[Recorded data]
━━━━━━━━━━━━━━━━━━━━━━━━━━━━━━

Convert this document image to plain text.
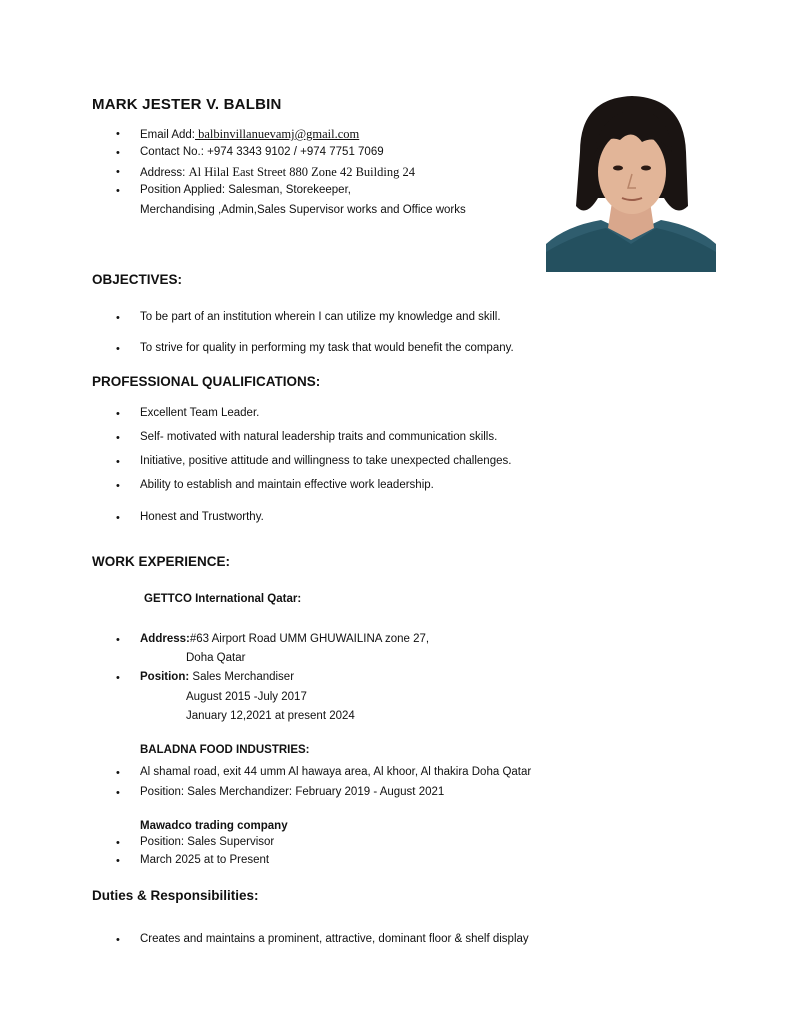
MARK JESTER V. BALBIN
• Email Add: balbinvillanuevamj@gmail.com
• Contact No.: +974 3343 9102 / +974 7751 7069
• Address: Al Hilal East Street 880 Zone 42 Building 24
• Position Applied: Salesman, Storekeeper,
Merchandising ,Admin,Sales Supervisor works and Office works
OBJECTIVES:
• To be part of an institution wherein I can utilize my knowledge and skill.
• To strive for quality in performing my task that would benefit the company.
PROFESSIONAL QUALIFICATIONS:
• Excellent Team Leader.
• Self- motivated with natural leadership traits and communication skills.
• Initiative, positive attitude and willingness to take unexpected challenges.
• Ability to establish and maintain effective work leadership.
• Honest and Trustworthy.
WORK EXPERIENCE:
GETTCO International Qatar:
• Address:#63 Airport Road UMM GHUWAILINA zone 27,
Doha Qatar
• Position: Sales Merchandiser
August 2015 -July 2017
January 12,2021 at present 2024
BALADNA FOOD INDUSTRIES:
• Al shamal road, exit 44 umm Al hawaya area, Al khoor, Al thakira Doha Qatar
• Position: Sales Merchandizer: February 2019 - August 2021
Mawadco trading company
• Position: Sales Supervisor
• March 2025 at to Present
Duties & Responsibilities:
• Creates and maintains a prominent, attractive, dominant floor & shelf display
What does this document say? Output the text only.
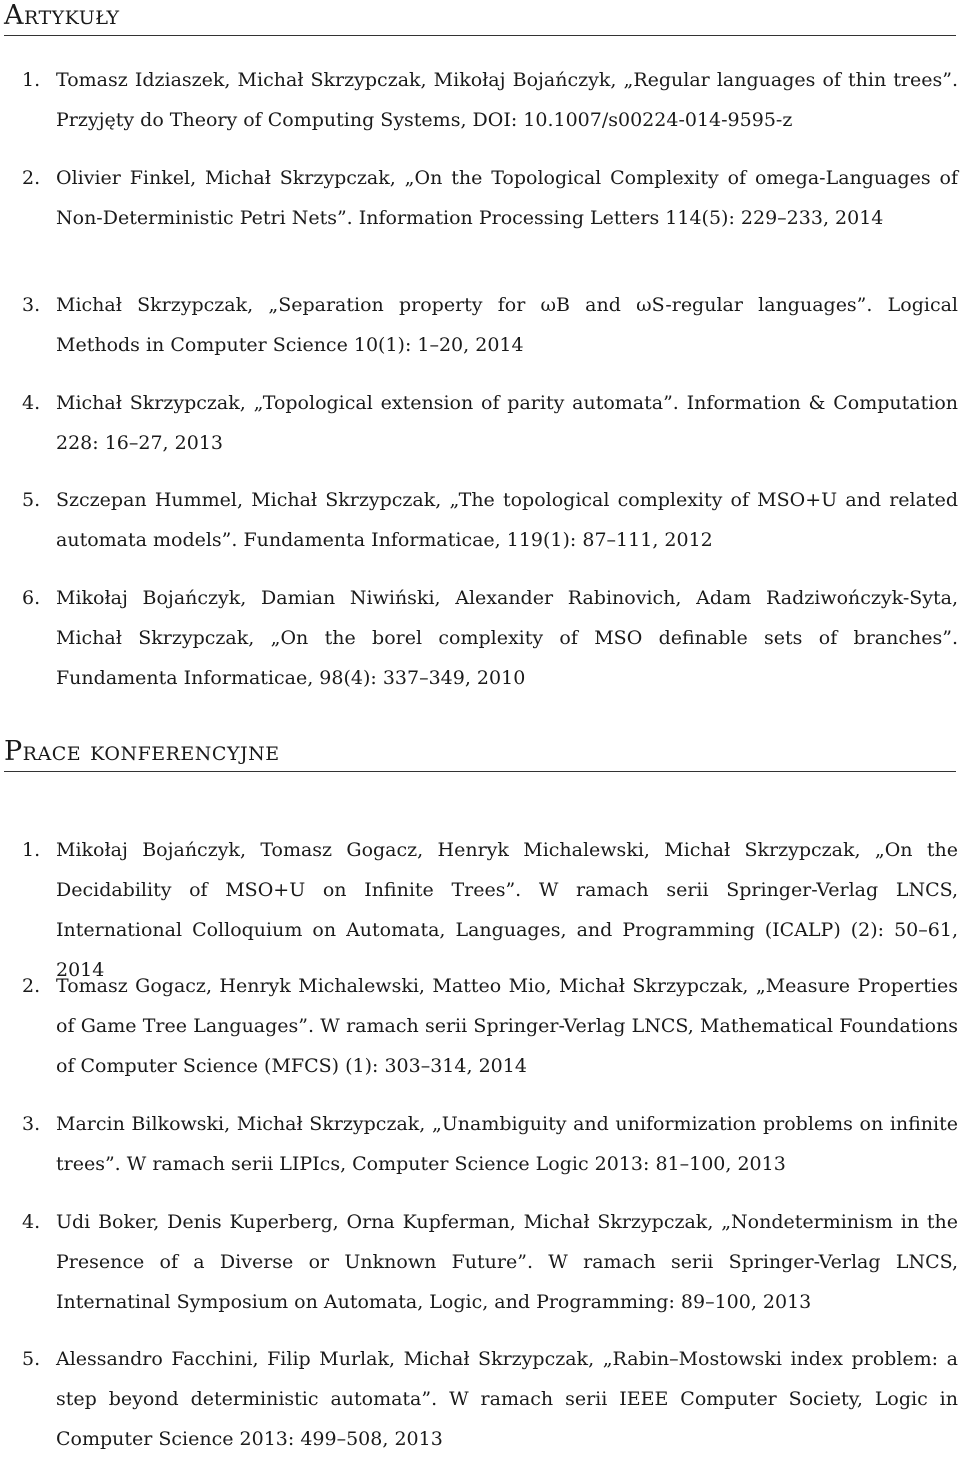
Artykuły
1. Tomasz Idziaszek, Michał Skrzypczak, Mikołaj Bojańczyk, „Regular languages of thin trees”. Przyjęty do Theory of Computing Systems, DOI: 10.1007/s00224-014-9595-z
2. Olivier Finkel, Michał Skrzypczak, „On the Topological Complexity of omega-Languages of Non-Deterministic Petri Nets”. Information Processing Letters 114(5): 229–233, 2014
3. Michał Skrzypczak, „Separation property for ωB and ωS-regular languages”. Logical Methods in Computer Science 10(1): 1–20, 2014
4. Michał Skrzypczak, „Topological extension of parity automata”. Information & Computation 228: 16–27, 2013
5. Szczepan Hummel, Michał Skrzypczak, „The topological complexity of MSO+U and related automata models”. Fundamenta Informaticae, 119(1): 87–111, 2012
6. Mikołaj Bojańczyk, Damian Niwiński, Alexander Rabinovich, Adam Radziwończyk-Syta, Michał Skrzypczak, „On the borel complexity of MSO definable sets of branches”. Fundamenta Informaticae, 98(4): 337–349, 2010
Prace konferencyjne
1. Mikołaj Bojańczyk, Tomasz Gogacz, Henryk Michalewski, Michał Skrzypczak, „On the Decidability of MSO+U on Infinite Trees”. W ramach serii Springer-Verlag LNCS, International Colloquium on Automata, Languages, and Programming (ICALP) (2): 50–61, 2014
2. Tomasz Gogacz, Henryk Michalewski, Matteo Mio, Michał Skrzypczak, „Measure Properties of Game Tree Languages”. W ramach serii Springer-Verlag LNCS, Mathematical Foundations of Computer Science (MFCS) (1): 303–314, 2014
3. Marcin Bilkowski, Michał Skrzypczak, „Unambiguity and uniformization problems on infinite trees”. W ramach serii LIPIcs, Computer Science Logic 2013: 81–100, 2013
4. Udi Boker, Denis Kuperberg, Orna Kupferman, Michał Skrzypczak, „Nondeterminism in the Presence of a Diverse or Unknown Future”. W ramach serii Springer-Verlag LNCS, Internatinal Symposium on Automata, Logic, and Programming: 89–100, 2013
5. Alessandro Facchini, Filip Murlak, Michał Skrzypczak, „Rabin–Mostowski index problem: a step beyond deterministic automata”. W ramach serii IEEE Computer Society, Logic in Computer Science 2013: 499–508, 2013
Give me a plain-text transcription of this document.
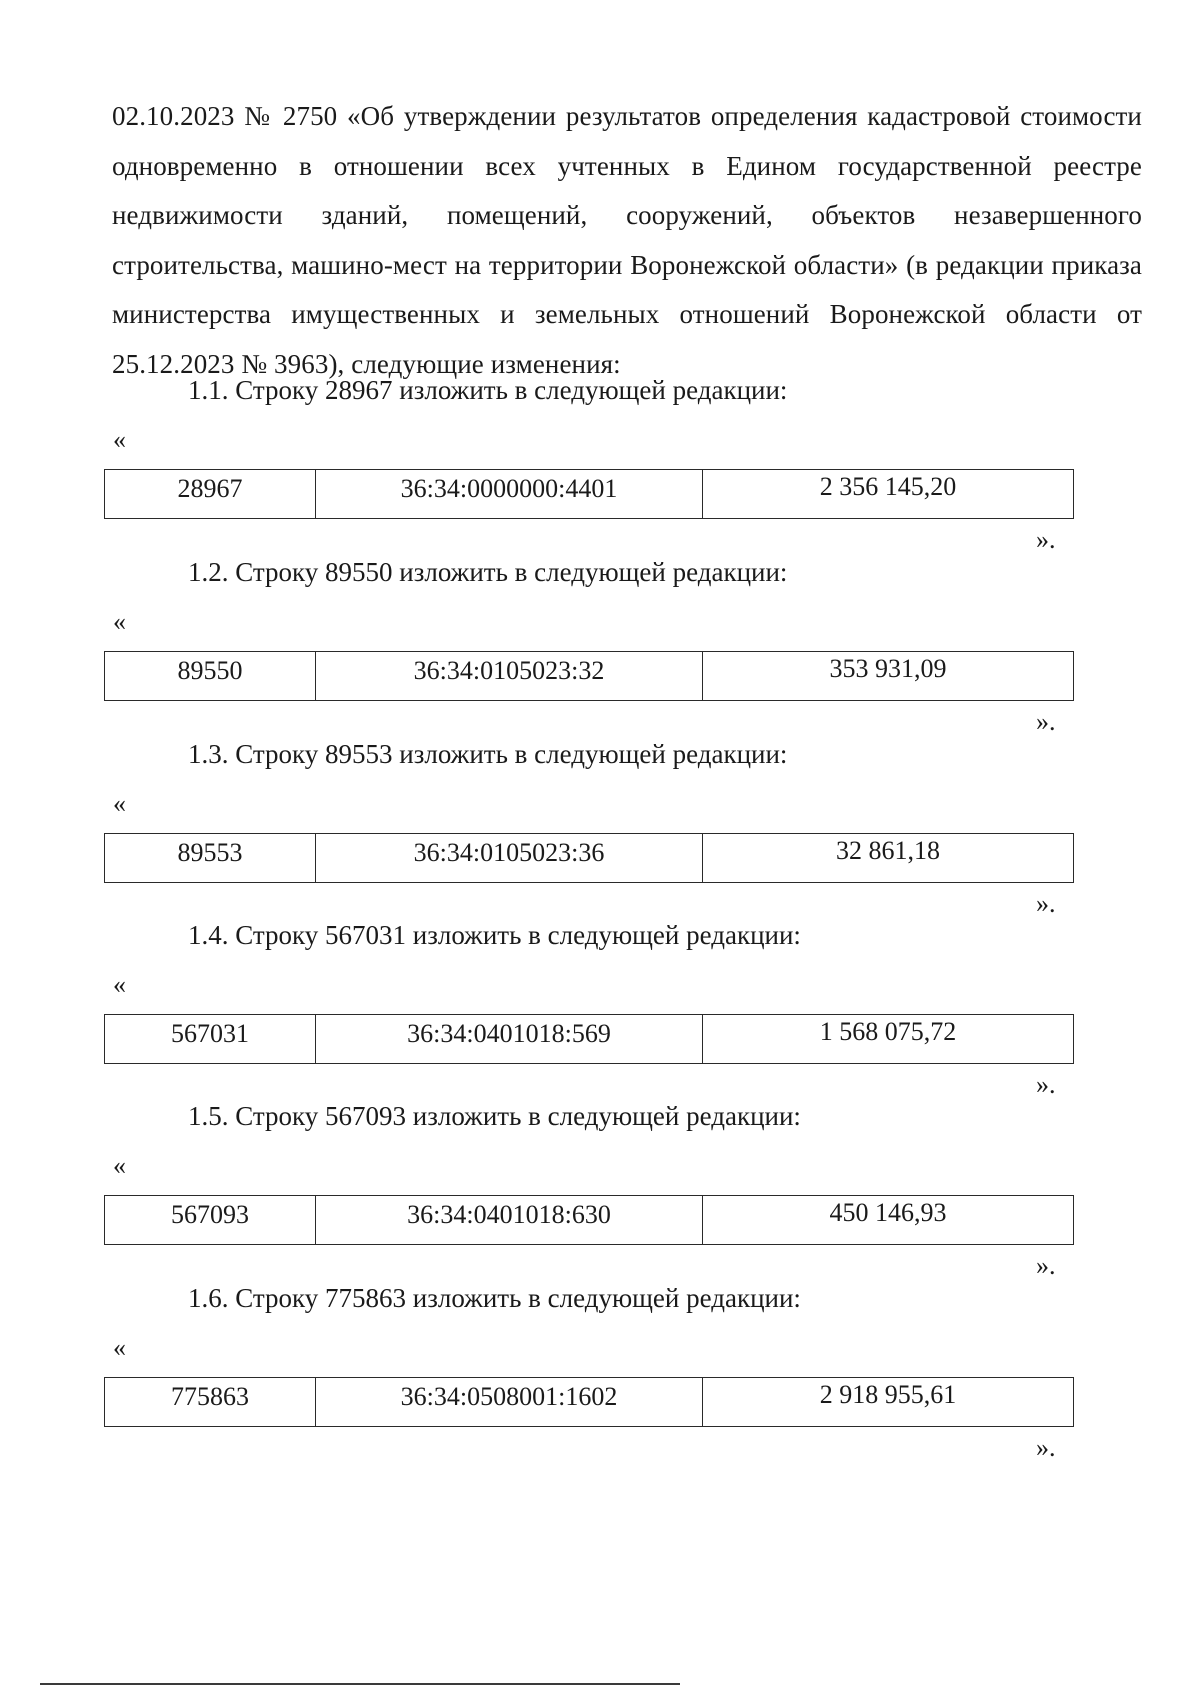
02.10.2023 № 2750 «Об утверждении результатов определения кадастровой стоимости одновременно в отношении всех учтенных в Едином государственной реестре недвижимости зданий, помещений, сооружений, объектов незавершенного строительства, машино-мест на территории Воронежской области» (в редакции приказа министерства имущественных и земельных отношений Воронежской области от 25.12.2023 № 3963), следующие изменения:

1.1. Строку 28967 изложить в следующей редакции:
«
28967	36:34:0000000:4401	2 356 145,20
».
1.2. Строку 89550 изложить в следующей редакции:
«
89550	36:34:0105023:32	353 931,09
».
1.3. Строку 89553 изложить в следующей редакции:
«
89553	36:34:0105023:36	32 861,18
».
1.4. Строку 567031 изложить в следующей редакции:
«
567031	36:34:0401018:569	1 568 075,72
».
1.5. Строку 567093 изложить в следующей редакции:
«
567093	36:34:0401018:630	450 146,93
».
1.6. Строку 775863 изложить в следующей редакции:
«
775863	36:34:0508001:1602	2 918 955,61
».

━━━━━━━━━━━━━━━━━━━━━━━━━━━━━━

Direction:
The entries above are to be returned exactly, without their pictures.

Answer for this exercise:
Convert this document image to plain text.
MARK JESTER V. BALBIN
• Email Add: balbinvillanuevamj@gmail.com
• Contact No.: +974 3343 9102 / +974 7751 7069
• Address: Al Hilal East Street 880 Zone 42 Building 24
• Position Applied: Salesman, Storekeeper,
Merchandising ,Admin,Sales Supervisor works and Office works
OBJECTIVES:
• To be part of an institution wherein I can utilize my knowledge and skill.
• To strive for quality in performing my task that would benefit the company.
PROFESSIONAL QUALIFICATIONS:
• Excellent Team Leader.
• Self- motivated with natural leadership traits and communication skills.
• Initiative, positive attitude and willingness to take unexpected challenges.
• Ability to establish and maintain effective work leadership.
• Honest and Trustworthy.
WORK EXPERIENCE:
GETTCO International Qatar:
• Address:#63 Airport Road UMM GHUWAILINA zone 27,
Doha Qatar
• Position: Sales Merchandiser
August 2015 -July 2017
January 12,2021 at present 2024
BALADNA FOOD INDUSTRIES:
• Al shamal road, exit 44 umm Al hawaya area, Al khoor, Al thakira Doha Qatar
• Position: Sales Merchandizer: February 2019 - August 2021
Mawadco trading company
• Position: Sales Supervisor
• March 2025 at to Present
Duties & Responsibilities:
• Creates and maintains a prominent, attractive, dominant floor & shelf display
What does this document say? Output the text only.
Artykuły
1. Tomasz Idziaszek, Michał Skrzypczak, Mikołaj Bojańczyk, „Regular languages of thin trees”. Przyjęty do Theory of Computing Systems, DOI: 10.1007/s00224-014-9595-z
2. Olivier Finkel, Michał Skrzypczak, „On the Topological Complexity of omega-Languages of Non-Deterministic Petri Nets”. Information Processing Letters 114(5): 229–233, 2014
3. Michał Skrzypczak, „Separation property for ωB and ωS-regular languages”. Logical Methods in Computer Science 10(1): 1–20, 2014
4. Michał Skrzypczak, „Topological extension of parity automata”. Information & Computation 228: 16–27, 2013
5. Szczepan Hummel, Michał Skrzypczak, „The topological complexity of MSO+U and related automata models”. Fundamenta Informaticae, 119(1): 87–111, 2012
6. Mikołaj Bojańczyk, Damian Niwiński, Alexander Rabinovich, Adam Radziwończyk-Syta, Michał Skrzypczak, „On the borel complexity of MSO definable sets of branches”. Fundamenta Informaticae, 98(4): 337–349, 2010
Prace konferencyjne
1. Mikołaj Bojańczyk, Tomasz Gogacz, Henryk Michalewski, Michał Skrzypczak, „On the Decidability of MSO+U on Infinite Trees”. W ramach serii Springer-Verlag LNCS, International Colloquium on Automata, Languages, and Programming (ICALP) (2): 50–61, 2014
2. Tomasz Gogacz, Henryk Michalewski, Matteo Mio, Michał Skrzypczak, „Measure Properties of Game Tree Languages”. W ramach serii Springer-Verlag LNCS, Mathematical Foundations of Computer Science (MFCS) (1): 303–314, 2014
3. Marcin Bilkowski, Michał Skrzypczak, „Unambiguity and uniformization problems on infinite trees”. W ramach serii LIPIcs, Computer Science Logic 2013: 81–100, 2013
4. Udi Boker, Denis Kuperberg, Orna Kupferman, Michał Skrzypczak, „Nondeterminism in the Presence of a Diverse or Unknown Future”. W ramach serii Springer-Verlag LNCS, Internatinal Symposium on Automata, Logic, and Programming: 89–100, 2013
5. Alessandro Facchini, Filip Murlak, Michał Skrzypczak, „Rabin–Mostowski index problem: a step beyond deterministic automata”. W ramach serii IEEE Computer Society, Logic in Computer Science 2013: 499–508, 2013
Give me a plain-text transcription of this document.
02.10.2023 № 2750 «Об утверждении результатов определения кадастровой стоимости одновременно в отношении всех учтенных в Едином государственной реестре недвижимости зданий, помещений, сооружений, объектов незавершенного строительства, машино-мест на территории Воронежской области» (в редакции приказа министерства имущественных и земельных отношений Воронежской области от 25.12.2023 № 3963), следующие изменения:

1.1. Строку 28967 изложить в следующей редакции:
«
28967	36:34:0000000:4401	2 356 145,20
».
1.2. Строку 89550 изложить в следующей редакции:
«
89550	36:34:0105023:32	353 931,09
».
1.3. Строку 89553 изложить в следующей редакции:
«
89553	36:34:0105023:36	32 861,18
».
1.4. Строку 567031 изложить в следующей редакции:
«
567031	36:34:0401018:569	1 568 075,72
».
1.5. Строку 567093 изложить в следующей редакции:
«
567093	36:34:0401018:630	450 146,93
».
1.6. Строку 775863 изложить в следующей редакции:
«
775863	36:34:0508001:1602	2 918 955,61
».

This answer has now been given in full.